Given entries:
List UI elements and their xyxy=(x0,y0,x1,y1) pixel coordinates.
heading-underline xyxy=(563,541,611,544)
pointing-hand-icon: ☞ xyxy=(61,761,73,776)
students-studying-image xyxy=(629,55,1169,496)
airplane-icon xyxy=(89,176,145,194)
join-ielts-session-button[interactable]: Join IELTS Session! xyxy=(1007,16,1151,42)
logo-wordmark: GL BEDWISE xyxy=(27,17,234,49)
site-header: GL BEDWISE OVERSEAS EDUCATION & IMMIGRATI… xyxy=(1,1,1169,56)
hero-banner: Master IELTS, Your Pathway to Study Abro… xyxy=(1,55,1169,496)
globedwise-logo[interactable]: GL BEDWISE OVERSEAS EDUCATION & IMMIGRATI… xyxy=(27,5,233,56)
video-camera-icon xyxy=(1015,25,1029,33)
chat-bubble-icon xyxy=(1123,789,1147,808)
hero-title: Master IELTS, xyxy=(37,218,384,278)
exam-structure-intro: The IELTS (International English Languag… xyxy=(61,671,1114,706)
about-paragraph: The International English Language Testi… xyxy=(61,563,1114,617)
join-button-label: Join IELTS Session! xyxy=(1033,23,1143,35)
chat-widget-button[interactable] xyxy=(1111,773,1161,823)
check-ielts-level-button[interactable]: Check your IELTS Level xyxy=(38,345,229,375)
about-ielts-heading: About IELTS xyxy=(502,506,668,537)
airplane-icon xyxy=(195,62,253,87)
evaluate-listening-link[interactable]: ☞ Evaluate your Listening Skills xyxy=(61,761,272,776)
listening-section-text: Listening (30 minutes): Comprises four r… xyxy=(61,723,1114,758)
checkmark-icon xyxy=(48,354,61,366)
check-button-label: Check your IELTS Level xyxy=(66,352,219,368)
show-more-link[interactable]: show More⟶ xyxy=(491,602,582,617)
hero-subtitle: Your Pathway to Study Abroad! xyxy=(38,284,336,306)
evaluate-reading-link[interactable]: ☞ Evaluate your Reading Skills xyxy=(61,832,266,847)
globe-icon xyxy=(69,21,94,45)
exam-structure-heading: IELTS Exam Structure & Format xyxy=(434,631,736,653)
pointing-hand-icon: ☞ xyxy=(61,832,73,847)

---

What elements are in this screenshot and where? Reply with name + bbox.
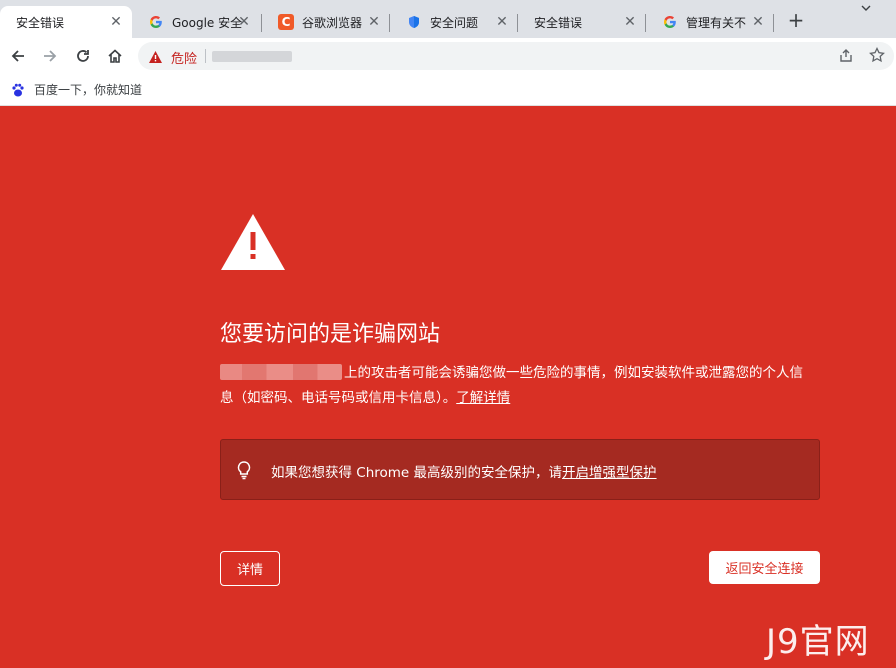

Your task: Copy everything from the line containing "List UI elements" down to the line containing "site-header: GL BEDWISE", changing "airplane-icon" to "plane-icon" and leaving all else as it is.

Result of this exercise:
List UI elements and their xyxy=(x0,y0,x1,y1) pixel coordinates.
heading-underline xyxy=(563,541,611,544)
pointing-hand-icon: ☞ xyxy=(61,761,73,776)
students-studying-image xyxy=(629,55,1169,496)
plane-icon xyxy=(89,176,145,194)
join-ielts-session-button[interactable]: Join IELTS Session! xyxy=(1007,16,1151,42)
logo-wordmark: GL BEDWISE xyxy=(27,17,234,49)
site-header: GL BEDWISE OVERSEAS EDUCATION & IMMIGRATI… xyxy=(1,1,1169,56)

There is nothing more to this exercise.